──────── Data for analysis ────────

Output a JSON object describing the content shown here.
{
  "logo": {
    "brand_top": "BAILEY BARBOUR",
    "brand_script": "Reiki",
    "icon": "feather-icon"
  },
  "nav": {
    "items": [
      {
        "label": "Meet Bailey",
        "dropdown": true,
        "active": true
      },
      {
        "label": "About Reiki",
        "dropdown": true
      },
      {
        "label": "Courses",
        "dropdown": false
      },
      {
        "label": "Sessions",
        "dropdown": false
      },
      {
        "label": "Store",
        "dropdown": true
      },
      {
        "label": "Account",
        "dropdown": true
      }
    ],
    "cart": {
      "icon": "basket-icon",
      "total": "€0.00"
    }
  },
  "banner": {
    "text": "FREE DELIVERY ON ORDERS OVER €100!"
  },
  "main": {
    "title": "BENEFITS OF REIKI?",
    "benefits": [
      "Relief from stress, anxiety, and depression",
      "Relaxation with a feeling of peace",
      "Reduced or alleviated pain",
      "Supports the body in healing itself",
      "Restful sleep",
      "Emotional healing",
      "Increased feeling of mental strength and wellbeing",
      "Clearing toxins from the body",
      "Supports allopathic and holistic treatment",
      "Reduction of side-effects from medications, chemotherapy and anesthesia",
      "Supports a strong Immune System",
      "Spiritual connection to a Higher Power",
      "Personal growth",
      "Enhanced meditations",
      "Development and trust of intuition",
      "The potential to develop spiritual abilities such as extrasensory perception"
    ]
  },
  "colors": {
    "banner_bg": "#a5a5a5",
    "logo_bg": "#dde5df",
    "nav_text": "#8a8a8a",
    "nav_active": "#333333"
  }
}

────────

▶ What to work on
Nothing but a number should be given: the count of lines in the data above with the word "from".

▶ Solution
3